__RECORDS FOR PROCESSING__
• • •

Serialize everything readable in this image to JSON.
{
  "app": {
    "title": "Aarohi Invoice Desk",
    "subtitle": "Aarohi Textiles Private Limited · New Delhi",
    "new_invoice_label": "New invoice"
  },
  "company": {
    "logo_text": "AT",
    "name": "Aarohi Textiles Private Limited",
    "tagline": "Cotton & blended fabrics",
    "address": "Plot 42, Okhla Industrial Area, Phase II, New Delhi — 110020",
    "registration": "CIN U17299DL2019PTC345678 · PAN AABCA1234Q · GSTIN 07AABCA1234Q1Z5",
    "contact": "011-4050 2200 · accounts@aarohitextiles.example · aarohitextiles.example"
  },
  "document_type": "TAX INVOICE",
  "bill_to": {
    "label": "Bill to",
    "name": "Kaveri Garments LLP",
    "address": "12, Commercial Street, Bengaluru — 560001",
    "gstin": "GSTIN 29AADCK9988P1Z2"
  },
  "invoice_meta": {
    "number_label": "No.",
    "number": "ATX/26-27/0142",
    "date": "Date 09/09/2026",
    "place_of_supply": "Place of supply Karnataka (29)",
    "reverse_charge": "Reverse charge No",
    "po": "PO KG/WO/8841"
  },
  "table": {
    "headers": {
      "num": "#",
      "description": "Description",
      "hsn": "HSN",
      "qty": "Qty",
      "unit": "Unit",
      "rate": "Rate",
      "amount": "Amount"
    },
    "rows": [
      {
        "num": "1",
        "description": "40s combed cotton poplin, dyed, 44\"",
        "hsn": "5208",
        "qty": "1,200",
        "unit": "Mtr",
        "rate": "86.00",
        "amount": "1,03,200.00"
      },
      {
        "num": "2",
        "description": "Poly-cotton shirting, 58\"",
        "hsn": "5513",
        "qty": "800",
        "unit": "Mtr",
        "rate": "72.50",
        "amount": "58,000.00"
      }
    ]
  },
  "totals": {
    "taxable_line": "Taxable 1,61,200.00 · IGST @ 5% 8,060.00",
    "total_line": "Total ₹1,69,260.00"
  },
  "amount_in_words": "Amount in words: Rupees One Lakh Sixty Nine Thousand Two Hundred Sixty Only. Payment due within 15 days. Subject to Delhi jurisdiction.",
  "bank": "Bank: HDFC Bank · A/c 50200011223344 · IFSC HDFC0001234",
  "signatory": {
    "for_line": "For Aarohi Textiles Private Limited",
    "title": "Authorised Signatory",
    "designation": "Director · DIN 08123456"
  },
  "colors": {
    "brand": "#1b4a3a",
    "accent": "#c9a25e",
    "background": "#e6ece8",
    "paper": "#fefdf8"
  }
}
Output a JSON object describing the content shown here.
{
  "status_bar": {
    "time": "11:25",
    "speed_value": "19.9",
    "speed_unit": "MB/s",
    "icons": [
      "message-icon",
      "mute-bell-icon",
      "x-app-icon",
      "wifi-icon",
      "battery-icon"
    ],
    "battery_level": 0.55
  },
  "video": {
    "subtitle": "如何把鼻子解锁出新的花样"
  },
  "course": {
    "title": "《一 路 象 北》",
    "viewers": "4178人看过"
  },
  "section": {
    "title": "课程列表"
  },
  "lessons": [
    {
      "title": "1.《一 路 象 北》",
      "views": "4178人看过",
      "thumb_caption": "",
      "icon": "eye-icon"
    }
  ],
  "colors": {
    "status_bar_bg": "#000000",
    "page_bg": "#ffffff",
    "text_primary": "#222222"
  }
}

• • •

__PROBLEM REQUIREMENTS__
Each line above is to be repeated exactly.

__TASK SOLUTION__
Serialize everything readable in this image to JSON.
{
  "app": {
    "title": "Aarohi Invoice Desk",
    "subtitle": "Aarohi Textiles Private Limited · New Delhi",
    "new_invoice_label": "New invoice"
  },
  "company": {
    "logo_text": "AT",
    "name": "Aarohi Textiles Private Limited",
    "tagline": "Cotton & blended fabrics",
    "address": "Plot 42, Okhla Industrial Area, Phase II, New Delhi — 110020",
    "registration": "CIN U17299DL2019PTC345678 · PAN AABCA1234Q · GSTIN 07AABCA1234Q1Z5",
    "contact": "011-4050 2200 · accounts@aarohitextiles.example · aarohitextiles.example"
  },
  "document_type": "TAX INVOICE",
  "bill_to": {
    "label": "Bill to",
    "name": "Kaveri Garments LLP",
    "address": "12, Commercial Street, Bengaluru — 560001",
    "gstin": "GSTIN 29AADCK9988P1Z2"
  },
  "invoice_meta": {
    "number_label": "No.",
    "number": "ATX/26-27/0142",
    "date": "Date 09/09/2026",
    "place_of_supply": "Place of supply Karnataka (29)",
    "reverse_charge": "Reverse charge No",
    "po": "PO KG/WO/8841"
  },
  "table": {
    "headers": {
      "num": "#",
      "description": "Description",
      "hsn": "HSN",
      "qty": "Qty",
      "unit": "Unit",
      "rate": "Rate",
      "amount": "Amount"
    },
    "rows": [
      {
        "num": "1",
        "description": "40s combed cotton poplin, dyed, 44\"",
        "hsn": "5208",
        "qty": "1,200",
        "unit": "Mtr",
        "rate": "86.00",
        "amount": "1,03,200.00"
      },
      {
        "num": "2",
        "description": "Poly-cotton shirting, 58\"",
        "hsn": "5513",
        "qty": "800",
        "unit": "Mtr",
        "rate": "72.50",
        "amount": "58,000.00"
      }
    ]
  },
  "totals": {
    "taxable_line": "Taxable 1,61,200.00 · IGST @ 5% 8,060.00",
    "total_line": "Total ₹1,69,260.00"
  },
  "amount_in_words": "Amount in words: Rupees One Lakh Sixty Nine Thousand Two Hundred Sixty Only. Payment due within 15 days. Subject to Delhi jurisdiction.",
  "bank": "Bank: HDFC Bank · A/c 50200011223344 · IFSC HDFC0001234",
  "signatory": {
    "for_line": "For Aarohi Textiles Private Limited",
    "title": "Authorised Signatory",
    "designation": "Director · DIN 08123456"
  },
  "colors": {
    "brand": "#1b4a3a",
    "accent": "#c9a25e",
    "background": "#e6ece8",
    "paper": "#fefdf8"
  }
}
Output a JSON object describing the content shown here.
{
  "status_bar": {
    "time": "11:25",
    "speed_value": "19.9",
    "speed_unit": "MB/s",
    "icons": [
      "message-icon",
      "mute-bell-icon",
      "x-app-icon",
      "wifi-icon",
      "battery-icon"
    ],
    "battery_level": 0.55
  },
  "video": {
    "subtitle": "如何把鼻子解锁出新的花样"
  },
  "course": {
    "title": "《一 路 象 北》",
    "viewers": "4178人看过"
  },
  "section": {
    "title": "课程列表"
  },
  "lessons": [
    {
      "title": "1.《一 路 象 北》",
      "views": "4178人看过",
      "thumb_caption": "",
      "icon": "eye-icon"
    }
  ],
  "colors": {
    "status_bar_bg": "#000000",
    "page_bg": "#ffffff",
    "text_primary": "#222222"
  }
}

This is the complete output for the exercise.